* [Source document]
In any event, mechanized industrialization and assembly lines have coexisted 
for nearly a century with continuous vibrato, which is largely a post-World War 
I development and is still the dominant way of playing and singing classical 
music -- some higher-level orchestras have taken to playing Mozart differently 
from the way they play Rachmaninoff, but it hasn't filtered down much to the 
less exalted professional ranks.

and the repeatable, homogenized
regularity of product made possible by the use of computers.
I'm not sure I follow you here.  Are you talking about digital recording, or 
something else?

   It would be too much of a stretch to suggest that the approach of
   Segovia and contemporaries provides a model of early interpretation
   today, but one might be able to argue that, being older, some aspects
   of those aesthetic priorities were (un/subconsciously) closer to the
   spirit of earlier times than the modern performance dogma.
True in a very limited way, insofar as the spirit of earlier times was "I play the 
way I play because I like to play that way; I play the best way I can based on my own 
inclinations and the way I was taught to play."  That's essentially the way nearly 
everyone did it until the early music movement built momentum, and it works very well 
until you start playing something outside the current style, such as -- oh, I don't know 
-- Mozart or Bach.  Or Dowland.  Or Beethoven.

* [Required work]
1 - From the passage on performance style, reproduce the text starting at "and the repeatable, homogenized" and ending at "modern performance dogma.".
2 - In the passage on performance style, why does the writer agree with the point about Segovia and his contemporaries only "in a very limited way"?

* [Given data]
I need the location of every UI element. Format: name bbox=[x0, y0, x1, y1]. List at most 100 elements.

* [Solutions]
1 -
and the repeatable, homogenized
regularity of product made possible by the use of computers.
I'm not sure I follow you here.  Are you talking about digital recording, or 
something else?

   It would be too much of a stretch to suggest that the approach of
   Segovia and contemporaries provides a model of early interpretation
   today, but one might be able to argue that, being older, some aspects
   of those aesthetic priorities were (un/subconsciously) closer to the
   spirit of earlier times than the modern performance dogma.

2 - The resemblance holds only insofar as earlier players played the way they liked, based on their own inclinations and how they were taught. Nearly everyone played that way until the early music movement built momentum. The approach works well until someone plays music outside the current style, such as Mozart, Bach, Dowland or Beethoven.